[PROMPT]:
Determine how many lines in the entries below include the word "host", and reply with that number alone.

(Page text dataset records)
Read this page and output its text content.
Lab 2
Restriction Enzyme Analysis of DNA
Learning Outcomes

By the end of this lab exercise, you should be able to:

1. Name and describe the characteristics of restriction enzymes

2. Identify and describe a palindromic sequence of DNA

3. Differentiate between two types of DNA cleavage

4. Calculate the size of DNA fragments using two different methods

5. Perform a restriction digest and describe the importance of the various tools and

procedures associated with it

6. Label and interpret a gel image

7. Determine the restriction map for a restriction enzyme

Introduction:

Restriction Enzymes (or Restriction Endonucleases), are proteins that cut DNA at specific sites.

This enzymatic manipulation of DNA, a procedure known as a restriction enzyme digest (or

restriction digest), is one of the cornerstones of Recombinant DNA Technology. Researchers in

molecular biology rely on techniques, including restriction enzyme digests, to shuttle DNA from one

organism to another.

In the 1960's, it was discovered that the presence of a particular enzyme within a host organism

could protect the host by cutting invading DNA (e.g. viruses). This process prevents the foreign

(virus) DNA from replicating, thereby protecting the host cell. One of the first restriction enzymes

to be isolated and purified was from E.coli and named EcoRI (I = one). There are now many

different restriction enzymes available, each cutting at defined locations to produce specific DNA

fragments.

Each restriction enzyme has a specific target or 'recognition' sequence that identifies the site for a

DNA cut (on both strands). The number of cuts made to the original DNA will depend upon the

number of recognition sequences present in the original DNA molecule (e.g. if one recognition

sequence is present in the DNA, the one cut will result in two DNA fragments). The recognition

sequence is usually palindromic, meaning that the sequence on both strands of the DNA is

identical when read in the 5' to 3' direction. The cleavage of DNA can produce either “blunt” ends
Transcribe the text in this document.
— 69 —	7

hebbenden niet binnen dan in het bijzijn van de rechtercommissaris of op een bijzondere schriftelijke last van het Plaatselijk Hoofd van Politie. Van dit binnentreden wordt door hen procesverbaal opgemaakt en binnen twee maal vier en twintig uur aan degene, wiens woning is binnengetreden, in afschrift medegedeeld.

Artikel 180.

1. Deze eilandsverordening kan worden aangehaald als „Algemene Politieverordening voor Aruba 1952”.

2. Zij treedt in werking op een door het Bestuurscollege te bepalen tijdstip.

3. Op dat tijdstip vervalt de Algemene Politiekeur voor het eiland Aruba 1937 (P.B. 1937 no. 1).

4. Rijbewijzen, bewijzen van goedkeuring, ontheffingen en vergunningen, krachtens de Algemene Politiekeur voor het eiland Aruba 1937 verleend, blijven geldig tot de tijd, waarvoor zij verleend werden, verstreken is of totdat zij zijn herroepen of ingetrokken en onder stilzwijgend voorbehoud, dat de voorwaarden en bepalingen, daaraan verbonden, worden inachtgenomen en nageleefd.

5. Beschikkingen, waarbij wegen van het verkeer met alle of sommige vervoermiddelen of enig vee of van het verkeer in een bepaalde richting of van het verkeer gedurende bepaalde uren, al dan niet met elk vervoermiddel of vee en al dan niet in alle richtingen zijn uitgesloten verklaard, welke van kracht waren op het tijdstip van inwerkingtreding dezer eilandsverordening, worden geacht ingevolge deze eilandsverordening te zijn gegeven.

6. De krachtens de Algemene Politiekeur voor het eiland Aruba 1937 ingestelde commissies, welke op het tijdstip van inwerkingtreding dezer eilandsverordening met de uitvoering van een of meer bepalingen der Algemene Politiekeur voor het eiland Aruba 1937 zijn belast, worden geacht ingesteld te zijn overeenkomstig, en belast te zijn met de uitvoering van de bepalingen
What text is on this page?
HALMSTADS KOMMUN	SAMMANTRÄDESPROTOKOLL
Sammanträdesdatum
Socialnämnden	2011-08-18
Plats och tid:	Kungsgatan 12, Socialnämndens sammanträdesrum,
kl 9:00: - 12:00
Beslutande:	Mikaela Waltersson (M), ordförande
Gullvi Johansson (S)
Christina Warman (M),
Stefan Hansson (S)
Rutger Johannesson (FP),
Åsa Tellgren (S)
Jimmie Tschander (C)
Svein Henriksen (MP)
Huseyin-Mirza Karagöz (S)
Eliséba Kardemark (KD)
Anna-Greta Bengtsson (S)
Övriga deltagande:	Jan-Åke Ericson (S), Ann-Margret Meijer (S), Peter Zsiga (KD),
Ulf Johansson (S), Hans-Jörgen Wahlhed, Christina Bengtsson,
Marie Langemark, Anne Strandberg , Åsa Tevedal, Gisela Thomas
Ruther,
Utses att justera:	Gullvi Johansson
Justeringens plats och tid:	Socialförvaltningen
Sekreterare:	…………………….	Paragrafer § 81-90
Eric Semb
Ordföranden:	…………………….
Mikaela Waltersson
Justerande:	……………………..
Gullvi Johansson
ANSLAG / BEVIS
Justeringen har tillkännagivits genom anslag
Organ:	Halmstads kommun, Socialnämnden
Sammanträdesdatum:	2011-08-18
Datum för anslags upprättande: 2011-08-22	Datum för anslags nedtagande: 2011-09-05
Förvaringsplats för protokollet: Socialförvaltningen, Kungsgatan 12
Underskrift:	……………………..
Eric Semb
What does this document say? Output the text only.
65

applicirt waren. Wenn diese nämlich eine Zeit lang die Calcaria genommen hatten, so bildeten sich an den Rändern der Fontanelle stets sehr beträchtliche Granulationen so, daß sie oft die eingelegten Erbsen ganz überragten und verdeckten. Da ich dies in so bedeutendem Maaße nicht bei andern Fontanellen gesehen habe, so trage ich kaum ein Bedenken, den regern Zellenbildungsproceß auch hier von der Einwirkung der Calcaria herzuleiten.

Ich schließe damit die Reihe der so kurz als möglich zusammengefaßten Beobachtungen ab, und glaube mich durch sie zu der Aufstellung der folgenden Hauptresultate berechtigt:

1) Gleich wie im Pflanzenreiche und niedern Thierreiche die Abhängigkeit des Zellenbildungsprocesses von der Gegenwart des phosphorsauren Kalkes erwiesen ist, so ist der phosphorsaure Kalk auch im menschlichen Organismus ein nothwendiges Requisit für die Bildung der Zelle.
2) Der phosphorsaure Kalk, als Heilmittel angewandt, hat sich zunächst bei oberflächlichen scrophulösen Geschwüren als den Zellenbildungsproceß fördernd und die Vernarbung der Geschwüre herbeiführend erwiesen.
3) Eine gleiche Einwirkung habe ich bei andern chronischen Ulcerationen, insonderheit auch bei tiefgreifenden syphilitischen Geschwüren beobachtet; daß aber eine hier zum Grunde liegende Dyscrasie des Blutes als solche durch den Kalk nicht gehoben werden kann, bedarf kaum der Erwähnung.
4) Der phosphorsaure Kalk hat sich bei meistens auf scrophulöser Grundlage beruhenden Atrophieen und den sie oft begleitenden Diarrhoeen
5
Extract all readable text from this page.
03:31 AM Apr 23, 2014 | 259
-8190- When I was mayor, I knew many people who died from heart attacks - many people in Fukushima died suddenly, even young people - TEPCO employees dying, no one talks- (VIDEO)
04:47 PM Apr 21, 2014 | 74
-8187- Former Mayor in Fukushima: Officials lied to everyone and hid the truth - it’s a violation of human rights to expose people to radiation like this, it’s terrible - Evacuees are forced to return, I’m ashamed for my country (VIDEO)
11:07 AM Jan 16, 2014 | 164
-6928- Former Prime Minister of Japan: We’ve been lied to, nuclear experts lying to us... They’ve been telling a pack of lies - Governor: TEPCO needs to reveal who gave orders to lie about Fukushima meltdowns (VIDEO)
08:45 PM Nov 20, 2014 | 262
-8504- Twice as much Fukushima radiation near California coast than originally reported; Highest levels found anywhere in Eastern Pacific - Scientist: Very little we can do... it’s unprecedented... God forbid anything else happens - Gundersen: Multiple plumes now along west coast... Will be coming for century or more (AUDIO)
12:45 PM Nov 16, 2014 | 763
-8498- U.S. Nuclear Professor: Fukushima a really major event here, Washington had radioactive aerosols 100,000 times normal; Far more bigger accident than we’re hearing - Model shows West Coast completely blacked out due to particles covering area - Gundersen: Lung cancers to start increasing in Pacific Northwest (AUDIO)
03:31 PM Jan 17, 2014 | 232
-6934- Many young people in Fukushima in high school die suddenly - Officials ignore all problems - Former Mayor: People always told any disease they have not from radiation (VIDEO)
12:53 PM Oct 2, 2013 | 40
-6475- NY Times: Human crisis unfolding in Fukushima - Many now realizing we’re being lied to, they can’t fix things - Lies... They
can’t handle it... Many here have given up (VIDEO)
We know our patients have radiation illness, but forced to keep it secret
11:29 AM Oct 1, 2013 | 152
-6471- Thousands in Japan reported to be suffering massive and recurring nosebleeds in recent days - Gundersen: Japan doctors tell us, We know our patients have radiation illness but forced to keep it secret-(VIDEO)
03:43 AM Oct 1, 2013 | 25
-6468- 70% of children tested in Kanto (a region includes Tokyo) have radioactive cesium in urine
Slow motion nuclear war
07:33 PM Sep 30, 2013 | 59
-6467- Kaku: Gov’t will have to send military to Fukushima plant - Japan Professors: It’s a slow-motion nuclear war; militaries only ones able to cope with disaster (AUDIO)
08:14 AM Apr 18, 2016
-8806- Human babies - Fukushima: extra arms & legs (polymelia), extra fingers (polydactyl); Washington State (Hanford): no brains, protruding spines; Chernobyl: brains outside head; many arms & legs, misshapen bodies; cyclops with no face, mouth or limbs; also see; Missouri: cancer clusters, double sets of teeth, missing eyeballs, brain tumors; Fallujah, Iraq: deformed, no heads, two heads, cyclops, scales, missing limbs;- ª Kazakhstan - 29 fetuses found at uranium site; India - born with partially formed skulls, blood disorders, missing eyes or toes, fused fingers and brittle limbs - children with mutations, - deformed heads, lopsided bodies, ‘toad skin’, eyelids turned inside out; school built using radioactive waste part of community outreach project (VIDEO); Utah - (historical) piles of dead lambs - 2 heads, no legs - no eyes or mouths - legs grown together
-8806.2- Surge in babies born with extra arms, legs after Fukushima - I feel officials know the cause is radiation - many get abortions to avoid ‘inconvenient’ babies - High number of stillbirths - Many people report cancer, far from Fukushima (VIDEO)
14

[TASK OUTPUT]:
3